## Request
Make an exact copy of the entries below with the pictures removed.

## Excerpted data
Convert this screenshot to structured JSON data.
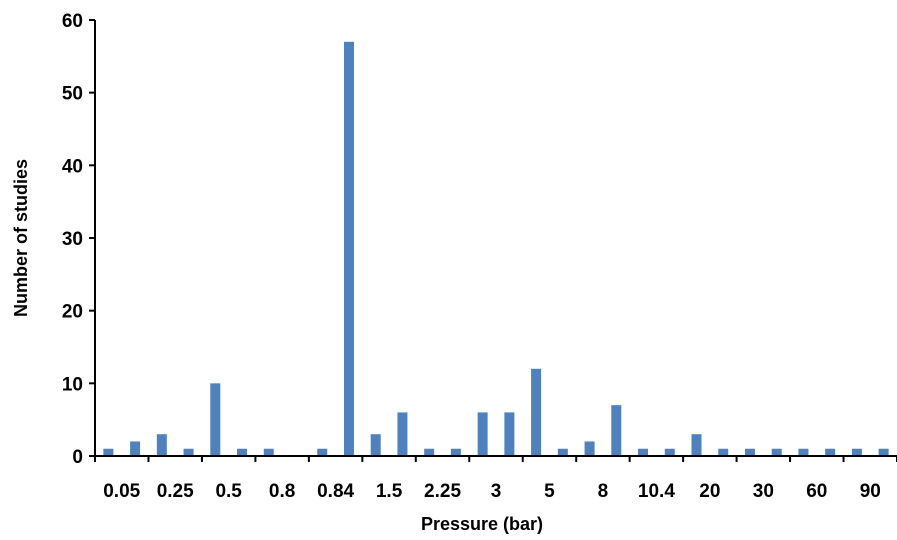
{
  "chart_data": {
    "type": "bar",
    "title": "",
    "xlabel": "Pressure (bar)",
    "ylabel": "Number of studies",
    "ylim": [
      0,
      60
    ],
    "yticks": [
      "0",
      "10",
      "20",
      "30",
      "40",
      "50",
      "60"
    ],
    "grid": false,
    "legend": "none",
    "bar_color": "#4f81bd",
    "x_tick_labels": [
      "0.05",
      "0.25",
      "0.5",
      "0.8",
      "0.84",
      "1.5",
      "2.25",
      "3",
      "5",
      "8",
      "10.4",
      "20",
      "30",
      "60",
      "90"
    ],
    "values": [
      1,
      2,
      3,
      1,
      10,
      1,
      1,
      0,
      1,
      57,
      3,
      6,
      1,
      1,
      6,
      6,
      12,
      1,
      2,
      7,
      1,
      1,
      3,
      1,
      1,
      1,
      1,
      1,
      1,
      1
    ]
  }
}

## Result of the exercise
Convert this screenshot to structured JSON data.
{
  "chart_data": {
    "type": "bar",
    "title": "",
    "xlabel": "Pressure (bar)",
    "ylabel": "Number of studies",
    "ylim": [
      0,
      60
    ],
    "yticks": [
      "0",
      "10",
      "20",
      "30",
      "40",
      "50",
      "60"
    ],
    "grid": false,
    "legend": "none",
    "bar_color": "#4f81bd",
    "x_tick_labels": [
      "0.05",
      "0.25",
      "0.5",
      "0.8",
      "0.84",
      "1.5",
      "2.25",
      "3",
      "5",
      "8",
      "10.4",
      "20",
      "30",
      "60",
      "90"
    ],
    "values": [
      1,
      2,
      3,
      1,
      10,
      1,
      1,
      0,
      1,
      57,
      3,
      6,
      1,
      1,
      6,
      6,
      12,
      1,
      2,
      7,
      1,
      1,
      3,
      1,
      1,
      1,
      1,
      1,
      1,
      1
    ]
  }
}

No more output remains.